# [Exercise goal]
From the listing below, return each line that includes "text".

# [Data for this exercise]
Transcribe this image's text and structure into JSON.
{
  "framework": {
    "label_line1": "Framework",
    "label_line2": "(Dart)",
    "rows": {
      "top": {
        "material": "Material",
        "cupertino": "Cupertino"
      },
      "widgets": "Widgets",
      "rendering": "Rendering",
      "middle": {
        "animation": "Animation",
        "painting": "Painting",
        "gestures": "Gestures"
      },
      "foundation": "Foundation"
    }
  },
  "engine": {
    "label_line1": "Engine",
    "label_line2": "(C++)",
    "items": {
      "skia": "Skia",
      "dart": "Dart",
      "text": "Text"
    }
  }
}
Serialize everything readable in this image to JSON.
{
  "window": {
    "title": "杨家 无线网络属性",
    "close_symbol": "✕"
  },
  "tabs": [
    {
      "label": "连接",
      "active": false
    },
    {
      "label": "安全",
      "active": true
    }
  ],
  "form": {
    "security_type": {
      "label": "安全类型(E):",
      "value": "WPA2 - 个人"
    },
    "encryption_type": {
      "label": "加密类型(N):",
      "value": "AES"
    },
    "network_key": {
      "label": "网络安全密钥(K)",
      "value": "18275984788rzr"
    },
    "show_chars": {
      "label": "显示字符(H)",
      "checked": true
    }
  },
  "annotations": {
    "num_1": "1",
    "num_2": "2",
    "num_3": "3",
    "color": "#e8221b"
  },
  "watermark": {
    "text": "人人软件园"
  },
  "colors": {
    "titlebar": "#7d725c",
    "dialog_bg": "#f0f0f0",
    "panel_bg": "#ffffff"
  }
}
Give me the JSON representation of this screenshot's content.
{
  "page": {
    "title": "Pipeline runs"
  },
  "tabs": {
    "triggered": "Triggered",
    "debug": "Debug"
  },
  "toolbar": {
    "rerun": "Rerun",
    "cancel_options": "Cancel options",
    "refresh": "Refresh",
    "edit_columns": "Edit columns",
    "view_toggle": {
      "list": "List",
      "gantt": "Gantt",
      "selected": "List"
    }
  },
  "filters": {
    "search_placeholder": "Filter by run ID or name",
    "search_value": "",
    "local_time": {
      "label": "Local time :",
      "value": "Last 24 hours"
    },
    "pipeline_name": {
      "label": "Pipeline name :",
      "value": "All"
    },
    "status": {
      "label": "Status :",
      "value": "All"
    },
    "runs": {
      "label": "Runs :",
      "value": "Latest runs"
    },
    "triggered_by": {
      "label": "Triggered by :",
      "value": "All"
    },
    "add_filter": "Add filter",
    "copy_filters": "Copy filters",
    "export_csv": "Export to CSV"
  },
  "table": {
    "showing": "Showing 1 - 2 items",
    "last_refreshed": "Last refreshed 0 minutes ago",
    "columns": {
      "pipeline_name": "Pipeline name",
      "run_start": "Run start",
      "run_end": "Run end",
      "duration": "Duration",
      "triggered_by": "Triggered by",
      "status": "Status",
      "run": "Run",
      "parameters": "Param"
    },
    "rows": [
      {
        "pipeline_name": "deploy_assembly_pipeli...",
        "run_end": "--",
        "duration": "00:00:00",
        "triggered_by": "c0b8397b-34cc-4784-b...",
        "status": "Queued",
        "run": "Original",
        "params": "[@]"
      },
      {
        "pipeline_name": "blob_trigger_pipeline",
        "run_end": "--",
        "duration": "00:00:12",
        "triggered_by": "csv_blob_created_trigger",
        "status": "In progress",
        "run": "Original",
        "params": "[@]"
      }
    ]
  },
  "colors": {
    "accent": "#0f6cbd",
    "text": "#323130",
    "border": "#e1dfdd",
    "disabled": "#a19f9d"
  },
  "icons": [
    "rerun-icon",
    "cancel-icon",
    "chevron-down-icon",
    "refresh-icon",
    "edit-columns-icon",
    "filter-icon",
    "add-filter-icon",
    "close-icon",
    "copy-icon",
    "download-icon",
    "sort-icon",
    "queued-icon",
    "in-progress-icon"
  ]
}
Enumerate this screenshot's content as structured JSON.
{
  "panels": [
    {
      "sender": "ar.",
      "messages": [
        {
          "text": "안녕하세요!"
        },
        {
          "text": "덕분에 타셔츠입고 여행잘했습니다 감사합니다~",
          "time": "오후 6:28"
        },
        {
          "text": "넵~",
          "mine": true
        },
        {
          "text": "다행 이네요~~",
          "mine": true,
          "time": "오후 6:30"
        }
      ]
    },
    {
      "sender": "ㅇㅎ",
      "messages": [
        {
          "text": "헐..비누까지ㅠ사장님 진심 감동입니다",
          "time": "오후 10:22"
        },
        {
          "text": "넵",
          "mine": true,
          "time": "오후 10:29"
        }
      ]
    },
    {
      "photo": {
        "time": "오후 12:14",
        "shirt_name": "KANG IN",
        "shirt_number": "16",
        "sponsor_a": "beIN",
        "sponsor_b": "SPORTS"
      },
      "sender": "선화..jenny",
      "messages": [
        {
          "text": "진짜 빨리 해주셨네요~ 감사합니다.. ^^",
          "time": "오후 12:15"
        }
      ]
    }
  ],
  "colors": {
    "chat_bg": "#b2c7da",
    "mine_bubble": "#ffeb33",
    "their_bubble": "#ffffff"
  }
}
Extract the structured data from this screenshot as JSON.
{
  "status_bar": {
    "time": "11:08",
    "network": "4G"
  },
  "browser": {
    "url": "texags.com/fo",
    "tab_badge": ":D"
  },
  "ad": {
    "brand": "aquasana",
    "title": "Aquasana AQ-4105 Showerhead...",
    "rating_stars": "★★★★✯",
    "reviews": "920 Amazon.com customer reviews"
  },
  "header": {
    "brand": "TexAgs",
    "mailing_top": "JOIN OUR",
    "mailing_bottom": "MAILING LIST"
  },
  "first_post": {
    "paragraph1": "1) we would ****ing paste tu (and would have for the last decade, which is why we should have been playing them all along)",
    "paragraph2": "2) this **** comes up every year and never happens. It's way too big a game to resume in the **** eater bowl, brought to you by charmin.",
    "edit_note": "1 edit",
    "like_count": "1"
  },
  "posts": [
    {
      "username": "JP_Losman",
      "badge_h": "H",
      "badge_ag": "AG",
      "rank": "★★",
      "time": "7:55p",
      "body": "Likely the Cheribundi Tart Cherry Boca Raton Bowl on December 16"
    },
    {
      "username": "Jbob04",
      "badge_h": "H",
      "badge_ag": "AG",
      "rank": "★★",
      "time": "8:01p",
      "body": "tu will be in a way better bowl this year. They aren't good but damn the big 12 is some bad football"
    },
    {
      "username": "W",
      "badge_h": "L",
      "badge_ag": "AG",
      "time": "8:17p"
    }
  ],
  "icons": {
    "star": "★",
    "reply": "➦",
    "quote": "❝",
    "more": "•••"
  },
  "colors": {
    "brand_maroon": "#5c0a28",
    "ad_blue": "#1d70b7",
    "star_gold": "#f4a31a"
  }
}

# [Reply to the exercise]
Transcribe this image's text and structure into JSON.
      "text": "Text"
    "text": "人人软件园"
    "text": "#323130",
          "text": "안녕하세요!"
          "text": "덕분에 타셔츠입고 여행잘했습니다 감사합니다~",
          "text": "넵~",
          "text": "다행 이네요~~",
          "text": "헐..비누까지ㅠ사장님 진심 감동입니다",
          "text": "넵",
          "text": "진짜 빨리 해주셨네요~ 감사합니다.. ^^",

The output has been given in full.